* **GIVEN EXERCISE**: Select all lines in the records that include "Ions".

* **DATA TO USE**:

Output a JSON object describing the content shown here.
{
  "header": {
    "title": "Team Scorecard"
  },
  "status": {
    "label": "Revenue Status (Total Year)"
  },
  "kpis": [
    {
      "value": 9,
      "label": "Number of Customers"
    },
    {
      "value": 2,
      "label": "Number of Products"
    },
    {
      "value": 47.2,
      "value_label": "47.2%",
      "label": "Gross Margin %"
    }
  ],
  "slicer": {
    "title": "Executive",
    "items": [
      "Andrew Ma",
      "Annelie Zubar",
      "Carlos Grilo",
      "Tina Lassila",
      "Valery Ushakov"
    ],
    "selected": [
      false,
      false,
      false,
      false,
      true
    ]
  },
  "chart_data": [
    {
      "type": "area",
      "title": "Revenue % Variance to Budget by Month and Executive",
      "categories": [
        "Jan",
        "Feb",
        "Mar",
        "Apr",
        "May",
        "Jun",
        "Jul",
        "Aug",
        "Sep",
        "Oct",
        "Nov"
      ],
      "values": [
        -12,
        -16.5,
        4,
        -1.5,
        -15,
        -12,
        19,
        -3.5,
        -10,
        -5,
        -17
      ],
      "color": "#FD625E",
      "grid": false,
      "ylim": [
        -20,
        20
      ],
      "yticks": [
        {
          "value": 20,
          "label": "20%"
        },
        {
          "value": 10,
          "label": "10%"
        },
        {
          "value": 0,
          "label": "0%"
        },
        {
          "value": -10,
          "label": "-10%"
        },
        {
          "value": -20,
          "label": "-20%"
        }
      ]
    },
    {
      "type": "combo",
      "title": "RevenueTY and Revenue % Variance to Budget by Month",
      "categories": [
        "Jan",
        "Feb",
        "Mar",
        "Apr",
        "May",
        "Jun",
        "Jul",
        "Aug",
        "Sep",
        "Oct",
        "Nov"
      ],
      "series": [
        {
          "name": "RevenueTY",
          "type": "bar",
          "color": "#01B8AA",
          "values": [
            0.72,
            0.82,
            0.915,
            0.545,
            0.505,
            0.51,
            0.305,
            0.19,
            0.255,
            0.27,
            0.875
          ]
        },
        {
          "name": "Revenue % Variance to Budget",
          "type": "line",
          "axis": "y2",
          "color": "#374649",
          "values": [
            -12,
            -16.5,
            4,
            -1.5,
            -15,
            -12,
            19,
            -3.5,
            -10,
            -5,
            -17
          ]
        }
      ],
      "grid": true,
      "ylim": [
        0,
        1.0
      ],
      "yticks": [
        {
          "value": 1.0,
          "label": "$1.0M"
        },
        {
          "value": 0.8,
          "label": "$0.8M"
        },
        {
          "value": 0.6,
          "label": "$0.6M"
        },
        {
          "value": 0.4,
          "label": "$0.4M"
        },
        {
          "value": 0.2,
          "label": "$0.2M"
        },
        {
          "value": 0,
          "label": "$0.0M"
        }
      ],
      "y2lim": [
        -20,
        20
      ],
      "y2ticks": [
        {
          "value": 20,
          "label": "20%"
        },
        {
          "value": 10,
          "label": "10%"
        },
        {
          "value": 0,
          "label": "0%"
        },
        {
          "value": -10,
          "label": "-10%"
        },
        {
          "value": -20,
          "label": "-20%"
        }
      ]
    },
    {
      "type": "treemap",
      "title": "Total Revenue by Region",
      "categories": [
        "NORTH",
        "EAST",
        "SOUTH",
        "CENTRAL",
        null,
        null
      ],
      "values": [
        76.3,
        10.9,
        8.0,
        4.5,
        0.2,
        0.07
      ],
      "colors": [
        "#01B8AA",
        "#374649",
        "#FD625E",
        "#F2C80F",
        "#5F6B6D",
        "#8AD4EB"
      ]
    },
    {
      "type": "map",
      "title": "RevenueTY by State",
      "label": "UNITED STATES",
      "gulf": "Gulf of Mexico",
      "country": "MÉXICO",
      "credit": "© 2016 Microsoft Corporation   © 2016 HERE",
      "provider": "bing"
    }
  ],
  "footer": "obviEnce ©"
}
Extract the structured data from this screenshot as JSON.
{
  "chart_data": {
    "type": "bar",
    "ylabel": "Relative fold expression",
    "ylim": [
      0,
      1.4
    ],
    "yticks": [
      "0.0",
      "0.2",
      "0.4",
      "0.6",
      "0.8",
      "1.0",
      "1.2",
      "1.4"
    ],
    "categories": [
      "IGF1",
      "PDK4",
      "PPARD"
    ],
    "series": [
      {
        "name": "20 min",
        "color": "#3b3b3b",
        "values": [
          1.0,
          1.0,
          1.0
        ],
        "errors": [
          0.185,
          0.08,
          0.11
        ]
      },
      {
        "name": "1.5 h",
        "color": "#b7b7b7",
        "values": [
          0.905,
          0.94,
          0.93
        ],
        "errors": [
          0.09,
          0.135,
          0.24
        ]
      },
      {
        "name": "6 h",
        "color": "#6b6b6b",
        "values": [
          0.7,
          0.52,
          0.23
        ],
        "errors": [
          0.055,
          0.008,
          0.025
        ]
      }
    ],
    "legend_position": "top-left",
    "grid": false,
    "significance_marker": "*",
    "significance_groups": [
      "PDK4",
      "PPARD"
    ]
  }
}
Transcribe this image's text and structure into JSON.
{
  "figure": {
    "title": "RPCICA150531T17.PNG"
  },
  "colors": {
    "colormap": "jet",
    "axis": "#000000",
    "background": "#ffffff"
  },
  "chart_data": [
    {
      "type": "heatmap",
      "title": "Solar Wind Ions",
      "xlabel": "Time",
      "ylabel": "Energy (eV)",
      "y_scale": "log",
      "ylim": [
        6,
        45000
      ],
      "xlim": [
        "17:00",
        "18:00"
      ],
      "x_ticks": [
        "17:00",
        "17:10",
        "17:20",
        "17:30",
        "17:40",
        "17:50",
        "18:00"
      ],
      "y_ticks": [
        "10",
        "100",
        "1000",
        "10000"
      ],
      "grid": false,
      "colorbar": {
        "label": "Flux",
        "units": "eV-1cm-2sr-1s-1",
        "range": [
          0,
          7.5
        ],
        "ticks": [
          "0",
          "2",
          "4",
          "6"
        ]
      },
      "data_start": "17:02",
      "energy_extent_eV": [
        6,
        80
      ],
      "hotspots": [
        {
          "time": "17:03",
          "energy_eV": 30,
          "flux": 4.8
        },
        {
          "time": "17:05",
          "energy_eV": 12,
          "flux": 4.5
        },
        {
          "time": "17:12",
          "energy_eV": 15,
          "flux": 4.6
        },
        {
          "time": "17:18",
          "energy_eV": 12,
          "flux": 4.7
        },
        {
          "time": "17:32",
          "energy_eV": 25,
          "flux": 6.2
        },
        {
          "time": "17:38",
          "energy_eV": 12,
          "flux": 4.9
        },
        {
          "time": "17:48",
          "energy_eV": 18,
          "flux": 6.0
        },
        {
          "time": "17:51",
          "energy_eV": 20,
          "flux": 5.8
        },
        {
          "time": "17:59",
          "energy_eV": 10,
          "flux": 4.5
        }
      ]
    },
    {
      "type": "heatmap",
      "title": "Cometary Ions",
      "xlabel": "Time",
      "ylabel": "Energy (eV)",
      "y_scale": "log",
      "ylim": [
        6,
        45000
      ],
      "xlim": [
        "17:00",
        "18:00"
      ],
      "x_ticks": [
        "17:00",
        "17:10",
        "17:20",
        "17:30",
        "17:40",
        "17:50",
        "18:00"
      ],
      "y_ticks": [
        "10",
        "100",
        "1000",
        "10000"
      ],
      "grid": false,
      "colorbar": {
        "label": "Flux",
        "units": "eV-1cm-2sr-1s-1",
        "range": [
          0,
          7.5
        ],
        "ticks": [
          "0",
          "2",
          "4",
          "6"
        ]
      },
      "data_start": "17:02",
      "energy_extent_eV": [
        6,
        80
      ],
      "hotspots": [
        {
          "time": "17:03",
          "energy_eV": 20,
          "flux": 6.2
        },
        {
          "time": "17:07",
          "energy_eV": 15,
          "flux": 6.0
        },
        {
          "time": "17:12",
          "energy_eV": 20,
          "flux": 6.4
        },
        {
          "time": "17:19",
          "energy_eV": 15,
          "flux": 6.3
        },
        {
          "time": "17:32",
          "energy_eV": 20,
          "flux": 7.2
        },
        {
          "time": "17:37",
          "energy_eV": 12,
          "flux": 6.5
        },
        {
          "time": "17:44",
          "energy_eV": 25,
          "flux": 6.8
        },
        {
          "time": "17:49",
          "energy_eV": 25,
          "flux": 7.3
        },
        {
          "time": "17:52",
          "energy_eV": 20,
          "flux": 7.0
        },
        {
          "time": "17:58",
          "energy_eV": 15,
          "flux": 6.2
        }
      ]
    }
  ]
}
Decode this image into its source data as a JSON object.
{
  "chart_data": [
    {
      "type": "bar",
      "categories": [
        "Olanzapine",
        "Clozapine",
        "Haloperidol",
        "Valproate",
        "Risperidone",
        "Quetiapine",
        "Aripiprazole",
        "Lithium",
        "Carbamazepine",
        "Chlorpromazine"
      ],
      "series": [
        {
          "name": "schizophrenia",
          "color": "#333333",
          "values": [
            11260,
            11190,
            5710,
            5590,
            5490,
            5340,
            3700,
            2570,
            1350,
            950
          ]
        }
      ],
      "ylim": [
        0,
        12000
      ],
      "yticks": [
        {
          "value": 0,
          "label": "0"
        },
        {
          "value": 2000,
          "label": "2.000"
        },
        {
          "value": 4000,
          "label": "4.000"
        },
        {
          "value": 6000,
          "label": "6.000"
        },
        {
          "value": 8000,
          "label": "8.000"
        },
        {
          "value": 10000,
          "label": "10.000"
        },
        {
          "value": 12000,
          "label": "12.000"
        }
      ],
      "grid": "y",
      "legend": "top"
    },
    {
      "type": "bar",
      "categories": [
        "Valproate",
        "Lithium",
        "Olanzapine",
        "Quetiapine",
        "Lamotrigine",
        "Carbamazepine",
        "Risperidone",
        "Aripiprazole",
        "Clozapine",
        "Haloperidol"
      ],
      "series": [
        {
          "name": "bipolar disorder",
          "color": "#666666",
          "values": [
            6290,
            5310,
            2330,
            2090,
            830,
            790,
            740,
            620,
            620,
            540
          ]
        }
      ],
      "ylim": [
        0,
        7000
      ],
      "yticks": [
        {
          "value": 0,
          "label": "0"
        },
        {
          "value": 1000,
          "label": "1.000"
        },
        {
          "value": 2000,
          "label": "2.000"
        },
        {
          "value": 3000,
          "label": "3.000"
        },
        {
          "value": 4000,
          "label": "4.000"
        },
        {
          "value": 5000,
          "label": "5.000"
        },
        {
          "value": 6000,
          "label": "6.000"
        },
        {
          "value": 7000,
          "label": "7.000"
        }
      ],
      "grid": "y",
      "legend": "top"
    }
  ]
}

* **WRITTEN ANSWER**:
      "title": "Solar Wind Ions",
      "title": "Cometary Ions",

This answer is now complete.